### PROBLEM STATEMENT
Each record beneath this sentence is to be transcribed exactly as it reads.
****
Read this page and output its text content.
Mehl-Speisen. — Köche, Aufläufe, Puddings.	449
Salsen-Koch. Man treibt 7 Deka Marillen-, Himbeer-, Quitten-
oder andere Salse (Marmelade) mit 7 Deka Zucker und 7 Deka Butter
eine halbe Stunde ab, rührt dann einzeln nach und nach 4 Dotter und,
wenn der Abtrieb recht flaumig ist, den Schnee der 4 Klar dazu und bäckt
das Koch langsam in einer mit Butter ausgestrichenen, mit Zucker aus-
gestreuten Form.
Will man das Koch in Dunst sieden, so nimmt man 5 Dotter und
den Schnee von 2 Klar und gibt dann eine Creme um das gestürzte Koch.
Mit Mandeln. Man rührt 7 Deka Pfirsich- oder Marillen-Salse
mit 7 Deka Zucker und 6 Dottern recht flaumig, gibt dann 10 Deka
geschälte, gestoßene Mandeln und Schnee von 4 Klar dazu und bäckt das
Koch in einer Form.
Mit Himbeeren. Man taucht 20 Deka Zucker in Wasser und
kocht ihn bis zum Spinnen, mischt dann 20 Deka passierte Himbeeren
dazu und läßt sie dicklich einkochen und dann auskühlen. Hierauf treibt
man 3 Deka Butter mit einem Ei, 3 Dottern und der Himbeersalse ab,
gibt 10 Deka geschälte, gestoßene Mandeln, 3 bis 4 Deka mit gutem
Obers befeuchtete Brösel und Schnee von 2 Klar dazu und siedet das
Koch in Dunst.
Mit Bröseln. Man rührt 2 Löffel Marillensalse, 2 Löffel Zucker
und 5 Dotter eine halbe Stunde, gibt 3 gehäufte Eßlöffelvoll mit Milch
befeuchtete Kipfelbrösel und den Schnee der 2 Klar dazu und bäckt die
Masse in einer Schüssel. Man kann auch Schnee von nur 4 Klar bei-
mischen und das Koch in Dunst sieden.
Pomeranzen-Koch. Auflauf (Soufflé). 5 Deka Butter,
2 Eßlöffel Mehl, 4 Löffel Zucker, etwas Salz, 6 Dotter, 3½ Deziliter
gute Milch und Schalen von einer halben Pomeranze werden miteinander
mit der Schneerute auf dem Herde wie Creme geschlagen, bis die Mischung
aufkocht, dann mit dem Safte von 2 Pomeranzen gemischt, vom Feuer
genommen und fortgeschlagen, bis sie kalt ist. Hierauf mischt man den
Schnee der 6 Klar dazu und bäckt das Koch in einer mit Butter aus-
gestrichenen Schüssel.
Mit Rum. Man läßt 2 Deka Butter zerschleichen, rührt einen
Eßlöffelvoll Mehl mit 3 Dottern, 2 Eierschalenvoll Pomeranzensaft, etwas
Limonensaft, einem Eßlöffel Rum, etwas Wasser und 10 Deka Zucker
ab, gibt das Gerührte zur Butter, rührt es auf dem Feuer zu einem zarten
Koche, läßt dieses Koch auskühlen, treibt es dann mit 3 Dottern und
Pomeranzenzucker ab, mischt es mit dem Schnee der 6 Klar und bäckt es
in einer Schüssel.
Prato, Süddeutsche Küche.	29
****
### ANSWER TO THIS TASK
Read this page and output its text content.
Mehl-Speisen. — Köche, Aufläufe, Puddings.	449
Salsen-Koch. Man treibt 7 Deka Marillen-, Himbeer-, Quitten-
oder andere Salse (Marmelade) mit 7 Deka Zucker und 7 Deka Butter
eine halbe Stunde ab, rührt dann einzeln nach und nach 4 Dotter und,
wenn der Abtrieb recht flaumig ist, den Schnee der 4 Klar dazu und bäckt
das Koch langsam in einer mit Butter ausgestrichenen, mit Zucker aus-
gestreuten Form.
Will man das Koch in Dunst sieden, so nimmt man 5 Dotter und
den Schnee von 2 Klar und gibt dann eine Creme um das gestürzte Koch.
Mit Mandeln. Man rührt 7 Deka Pfirsich- oder Marillen-Salse
mit 7 Deka Zucker und 6 Dottern recht flaumig, gibt dann 10 Deka
geschälte, gestoßene Mandeln und Schnee von 4 Klar dazu und bäckt das
Koch in einer Form.
Mit Himbeeren. Man taucht 20 Deka Zucker in Wasser und
kocht ihn bis zum Spinnen, mischt dann 20 Deka passierte Himbeeren
dazu und läßt sie dicklich einkochen und dann auskühlen. Hierauf treibt
man 3 Deka Butter mit einem Ei, 3 Dottern und der Himbeersalse ab,
gibt 10 Deka geschälte, gestoßene Mandeln, 3 bis 4 Deka mit gutem
Obers befeuchtete Brösel und Schnee von 2 Klar dazu und siedet das
Koch in Dunst.
Mit Bröseln. Man rührt 2 Löffel Marillensalse, 2 Löffel Zucker
und 5 Dotter eine halbe Stunde, gibt 3 gehäufte Eßlöffelvoll mit Milch
befeuchtete Kipfelbrösel und den Schnee der 2 Klar dazu und bäckt die
Masse in einer Schüssel. Man kann auch Schnee von nur 4 Klar bei-
mischen und das Koch in Dunst sieden.
Pomeranzen-Koch. Auflauf (Soufflé). 5 Deka Butter,
2 Eßlöffel Mehl, 4 Löffel Zucker, etwas Salz, 6 Dotter, 3½ Deziliter
gute Milch und Schalen von einer halben Pomeranze werden miteinander
mit der Schneerute auf dem Herde wie Creme geschlagen, bis die Mischung
aufkocht, dann mit dem Safte von 2 Pomeranzen gemischt, vom Feuer
genommen und fortgeschlagen, bis sie kalt ist. Hierauf mischt man den
Schnee der 6 Klar dazu und bäckt das Koch in einer mit Butter aus-
gestrichenen Schüssel.
Mit Rum. Man läßt 2 Deka Butter zerschleichen, rührt einen
Eßlöffelvoll Mehl mit 3 Dottern, 2 Eierschalenvoll Pomeranzensaft, etwas
Limonensaft, einem Eßlöffel Rum, etwas Wasser und 10 Deka Zucker
ab, gibt das Gerührte zur Butter, rührt es auf dem Feuer zu einem zarten
Koche, läßt dieses Koch auskühlen, treibt es dann mit 3 Dottern und
Pomeranzenzucker ab, mischt es mit dem Schnee der 6 Klar und bäckt es
in einer Schüssel.
Prato, Süddeutsche Küche.	29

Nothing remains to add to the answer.